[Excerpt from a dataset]
····················

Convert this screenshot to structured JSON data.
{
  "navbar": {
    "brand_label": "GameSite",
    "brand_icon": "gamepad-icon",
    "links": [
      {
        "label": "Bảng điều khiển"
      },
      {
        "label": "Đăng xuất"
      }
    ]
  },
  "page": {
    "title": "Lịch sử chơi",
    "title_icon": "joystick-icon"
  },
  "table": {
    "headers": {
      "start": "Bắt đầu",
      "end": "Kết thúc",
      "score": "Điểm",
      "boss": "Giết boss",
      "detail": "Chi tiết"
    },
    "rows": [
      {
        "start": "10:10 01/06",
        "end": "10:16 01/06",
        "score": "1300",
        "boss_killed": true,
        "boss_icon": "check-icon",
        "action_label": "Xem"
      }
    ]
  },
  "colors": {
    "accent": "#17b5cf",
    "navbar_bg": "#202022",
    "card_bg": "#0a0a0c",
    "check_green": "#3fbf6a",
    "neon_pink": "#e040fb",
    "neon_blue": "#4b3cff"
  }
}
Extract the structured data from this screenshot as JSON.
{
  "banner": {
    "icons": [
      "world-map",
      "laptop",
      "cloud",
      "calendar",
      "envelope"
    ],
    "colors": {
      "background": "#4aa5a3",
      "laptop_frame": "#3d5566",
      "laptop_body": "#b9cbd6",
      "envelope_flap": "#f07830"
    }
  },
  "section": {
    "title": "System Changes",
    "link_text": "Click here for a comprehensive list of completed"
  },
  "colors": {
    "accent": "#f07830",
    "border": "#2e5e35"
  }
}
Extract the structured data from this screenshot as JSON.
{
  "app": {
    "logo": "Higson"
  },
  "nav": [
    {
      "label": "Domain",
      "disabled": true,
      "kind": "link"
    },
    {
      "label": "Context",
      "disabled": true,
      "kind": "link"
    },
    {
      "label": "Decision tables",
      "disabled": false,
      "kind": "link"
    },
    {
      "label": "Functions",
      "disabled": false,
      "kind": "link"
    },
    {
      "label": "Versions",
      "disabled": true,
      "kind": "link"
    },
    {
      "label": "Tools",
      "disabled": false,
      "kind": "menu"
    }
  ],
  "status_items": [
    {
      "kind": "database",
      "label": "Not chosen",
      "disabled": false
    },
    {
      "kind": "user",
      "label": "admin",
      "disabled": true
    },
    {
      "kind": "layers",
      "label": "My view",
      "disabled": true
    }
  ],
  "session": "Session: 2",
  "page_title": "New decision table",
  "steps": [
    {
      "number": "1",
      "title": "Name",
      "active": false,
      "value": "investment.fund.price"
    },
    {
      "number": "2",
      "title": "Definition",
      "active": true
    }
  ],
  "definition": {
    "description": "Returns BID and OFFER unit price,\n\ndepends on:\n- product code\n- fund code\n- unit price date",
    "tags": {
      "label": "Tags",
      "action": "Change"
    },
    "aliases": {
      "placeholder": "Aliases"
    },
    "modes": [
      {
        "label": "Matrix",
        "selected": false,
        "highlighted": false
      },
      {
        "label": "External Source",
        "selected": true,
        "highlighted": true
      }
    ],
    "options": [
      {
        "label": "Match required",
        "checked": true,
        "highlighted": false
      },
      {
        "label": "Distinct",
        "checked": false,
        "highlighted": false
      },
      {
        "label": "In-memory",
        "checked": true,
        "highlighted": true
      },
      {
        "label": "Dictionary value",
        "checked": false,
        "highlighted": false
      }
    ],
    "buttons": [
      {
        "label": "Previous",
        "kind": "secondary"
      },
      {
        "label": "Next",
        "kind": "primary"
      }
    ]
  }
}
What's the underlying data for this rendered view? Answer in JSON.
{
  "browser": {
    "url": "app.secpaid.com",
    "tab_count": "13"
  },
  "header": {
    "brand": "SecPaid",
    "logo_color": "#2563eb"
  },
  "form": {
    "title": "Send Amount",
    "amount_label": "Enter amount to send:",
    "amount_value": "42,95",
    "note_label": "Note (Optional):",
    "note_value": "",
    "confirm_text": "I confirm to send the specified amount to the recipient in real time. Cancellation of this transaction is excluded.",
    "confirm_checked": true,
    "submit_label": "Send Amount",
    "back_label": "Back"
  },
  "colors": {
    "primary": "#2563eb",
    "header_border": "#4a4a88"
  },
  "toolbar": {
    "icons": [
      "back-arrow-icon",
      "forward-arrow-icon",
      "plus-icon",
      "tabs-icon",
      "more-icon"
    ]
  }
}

····················

**WHAT THE TASK ASKS**
Copy out all the entries shown above, character for character.

**RESULT OF THIS TASK**
Convert this screenshot to structured JSON data.
{
  "navbar": {
    "brand_label": "GameSite",
    "brand_icon": "gamepad-icon",
    "links": [
      {
        "label": "Bảng điều khiển"
      },
      {
        "label": "Đăng xuất"
      }
    ]
  },
  "page": {
    "title": "Lịch sử chơi",
    "title_icon": "joystick-icon"
  },
  "table": {
    "headers": {
      "start": "Bắt đầu",
      "end": "Kết thúc",
      "score": "Điểm",
      "boss": "Giết boss",
      "detail": "Chi tiết"
    },
    "rows": [
      {
        "start": "10:10 01/06",
        "end": "10:16 01/06",
        "score": "1300",
        "boss_killed": true,
        "boss_icon": "check-icon",
        "action_label": "Xem"
      }
    ]
  },
  "colors": {
    "accent": "#17b5cf",
    "navbar_bg": "#202022",
    "card_bg": "#0a0a0c",
    "check_green": "#3fbf6a",
    "neon_pink": "#e040fb",
    "neon_blue": "#4b3cff"
  }
}
Extract the structured data from this screenshot as JSON.
{
  "banner": {
    "icons": [
      "world-map",
      "laptop",
      "cloud",
      "calendar",
      "envelope"
    ],
    "colors": {
      "background": "#4aa5a3",
      "laptop_frame": "#3d5566",
      "laptop_body": "#b9cbd6",
      "envelope_flap": "#f07830"
    }
  },
  "section": {
    "title": "System Changes",
    "link_text": "Click here for a comprehensive list of completed"
  },
  "colors": {
    "accent": "#f07830",
    "border": "#2e5e35"
  }
}
Extract the structured data from this screenshot as JSON.
{
  "app": {
    "logo": "Higson"
  },
  "nav": [
    {
      "label": "Domain",
      "disabled": true,
      "kind": "link"
    },
    {
      "label": "Context",
      "disabled": true,
      "kind": "link"
    },
    {
      "label": "Decision tables",
      "disabled": false,
      "kind": "link"
    },
    {
      "label": "Functions",
      "disabled": false,
      "kind": "link"
    },
    {
      "label": "Versions",
      "disabled": true,
      "kind": "link"
    },
    {
      "label": "Tools",
      "disabled": false,
      "kind": "menu"
    }
  ],
  "status_items": [
    {
      "kind": "database",
      "label": "Not chosen",
      "disabled": false
    },
    {
      "kind": "user",
      "label": "admin",
      "disabled": true
    },
    {
      "kind": "layers",
      "label": "My view",
      "disabled": true
    }
  ],
  "session": "Session: 2",
  "page_title": "New decision table",
  "steps": [
    {
      "number": "1",
      "title": "Name",
      "active": false,
      "value": "investment.fund.price"
    },
    {
      "number": "2",
      "title": "Definition",
      "active": true
    }
  ],
  "definition": {
    "description": "Returns BID and OFFER unit price,\n\ndepends on:\n- product code\n- fund code\n- unit price date",
    "tags": {
      "label": "Tags",
      "action": "Change"
    },
    "aliases": {
      "placeholder": "Aliases"
    },
    "modes": [
      {
        "label": "Matrix",
        "selected": false,
        "highlighted": false
      },
      {
        "label": "External Source",
        "selected": true,
        "highlighted": true
      }
    ],
    "options": [
      {
        "label": "Match required",
        "checked": true,
        "highlighted": false
      },
      {
        "label": "Distinct",
        "checked": false,
        "highlighted": false
      },
      {
        "label": "In-memory",
        "checked": true,
        "highlighted": true
      },
      {
        "label": "Dictionary value",
        "checked": false,
        "highlighted": false
      }
    ],
    "buttons": [
      {
        "label": "Previous",
        "kind": "secondary"
      },
      {
        "label": "Next",
        "kind": "primary"
      }
    ]
  }
}
What's the underlying data for this rendered view? Answer in JSON.
{
  "browser": {
    "url": "app.secpaid.com",
    "tab_count": "13"
  },
  "header": {
    "brand": "SecPaid",
    "logo_color": "#2563eb"
  },
  "form": {
    "title": "Send Amount",
    "amount_label": "Enter amount to send:",
    "amount_value": "42,95",
    "note_label": "Note (Optional):",
    "note_value": "",
    "confirm_text": "I confirm to send the specified amount to the recipient in real time. Cancellation of this transaction is excluded.",
    "confirm_checked": true,
    "submit_label": "Send Amount",
    "back_label": "Back"
  },
  "colors": {
    "primary": "#2563eb",
    "header_border": "#4a4a88"
  },
  "toolbar": {
    "icons": [
      "back-arrow-icon",
      "forward-arrow-icon",
      "plus-icon",
      "tabs-icon",
      "more-icon"
    ]
  }
}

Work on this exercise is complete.